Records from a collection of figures
::::

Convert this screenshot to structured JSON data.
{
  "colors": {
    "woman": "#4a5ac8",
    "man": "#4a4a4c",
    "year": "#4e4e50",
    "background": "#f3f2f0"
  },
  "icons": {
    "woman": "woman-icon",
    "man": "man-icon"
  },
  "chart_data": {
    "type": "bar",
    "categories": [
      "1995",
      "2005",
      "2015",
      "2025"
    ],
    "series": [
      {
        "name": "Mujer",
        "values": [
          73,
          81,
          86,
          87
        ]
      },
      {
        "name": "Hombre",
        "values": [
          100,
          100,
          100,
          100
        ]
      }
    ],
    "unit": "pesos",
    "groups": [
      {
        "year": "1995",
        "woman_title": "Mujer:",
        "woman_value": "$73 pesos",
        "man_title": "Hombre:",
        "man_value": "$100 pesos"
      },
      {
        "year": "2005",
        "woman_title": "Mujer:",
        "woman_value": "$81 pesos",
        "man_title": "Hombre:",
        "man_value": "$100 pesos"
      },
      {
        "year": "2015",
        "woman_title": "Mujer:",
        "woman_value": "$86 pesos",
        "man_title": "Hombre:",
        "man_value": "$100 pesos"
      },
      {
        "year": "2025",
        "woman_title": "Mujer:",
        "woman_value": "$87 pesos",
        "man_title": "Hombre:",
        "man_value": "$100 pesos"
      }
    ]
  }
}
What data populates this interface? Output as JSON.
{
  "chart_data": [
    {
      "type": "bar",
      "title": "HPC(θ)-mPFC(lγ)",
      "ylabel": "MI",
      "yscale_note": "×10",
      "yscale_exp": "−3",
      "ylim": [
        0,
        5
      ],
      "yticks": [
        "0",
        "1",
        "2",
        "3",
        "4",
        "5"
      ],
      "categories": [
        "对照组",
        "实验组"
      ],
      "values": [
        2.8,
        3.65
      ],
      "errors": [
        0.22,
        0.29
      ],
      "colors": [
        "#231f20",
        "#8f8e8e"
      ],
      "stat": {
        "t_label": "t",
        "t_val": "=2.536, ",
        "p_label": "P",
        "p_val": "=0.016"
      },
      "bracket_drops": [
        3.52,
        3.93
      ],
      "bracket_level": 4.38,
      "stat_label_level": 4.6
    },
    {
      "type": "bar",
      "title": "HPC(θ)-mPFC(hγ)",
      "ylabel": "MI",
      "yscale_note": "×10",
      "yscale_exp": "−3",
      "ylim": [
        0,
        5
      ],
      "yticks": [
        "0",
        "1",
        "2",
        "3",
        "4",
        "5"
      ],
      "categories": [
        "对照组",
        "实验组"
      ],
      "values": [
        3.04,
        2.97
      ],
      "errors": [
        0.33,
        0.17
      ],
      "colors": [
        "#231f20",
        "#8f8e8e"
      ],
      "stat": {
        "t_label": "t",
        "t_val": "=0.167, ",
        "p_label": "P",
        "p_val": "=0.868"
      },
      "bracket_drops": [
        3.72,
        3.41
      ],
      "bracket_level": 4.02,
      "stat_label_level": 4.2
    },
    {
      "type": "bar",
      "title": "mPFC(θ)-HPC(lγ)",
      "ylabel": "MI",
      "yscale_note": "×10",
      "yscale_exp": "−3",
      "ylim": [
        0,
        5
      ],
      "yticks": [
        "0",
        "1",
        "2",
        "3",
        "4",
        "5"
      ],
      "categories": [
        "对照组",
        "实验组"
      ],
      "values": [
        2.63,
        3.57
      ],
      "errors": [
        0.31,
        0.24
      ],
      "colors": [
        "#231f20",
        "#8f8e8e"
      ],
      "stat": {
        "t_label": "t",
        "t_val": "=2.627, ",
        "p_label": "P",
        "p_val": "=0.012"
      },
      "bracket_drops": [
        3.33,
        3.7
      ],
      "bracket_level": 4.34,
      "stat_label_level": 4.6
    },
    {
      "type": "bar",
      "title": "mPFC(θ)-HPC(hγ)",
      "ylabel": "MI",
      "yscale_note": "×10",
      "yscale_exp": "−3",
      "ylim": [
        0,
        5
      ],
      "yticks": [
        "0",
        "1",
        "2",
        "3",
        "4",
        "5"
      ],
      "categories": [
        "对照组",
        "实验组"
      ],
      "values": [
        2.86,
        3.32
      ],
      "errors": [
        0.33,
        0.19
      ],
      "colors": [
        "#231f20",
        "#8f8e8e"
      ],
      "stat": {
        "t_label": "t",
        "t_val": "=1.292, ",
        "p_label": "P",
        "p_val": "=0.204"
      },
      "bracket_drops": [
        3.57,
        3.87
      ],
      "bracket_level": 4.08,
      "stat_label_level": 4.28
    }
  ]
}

::::

=== Exercise description ===
Locate all lines that include the word "year" and copy them out.

=== Task answer ===
    "year": "#4e4e50",
        "year": "1995",
        "year": "2005",
        "year": "2015",
        "year": "2025",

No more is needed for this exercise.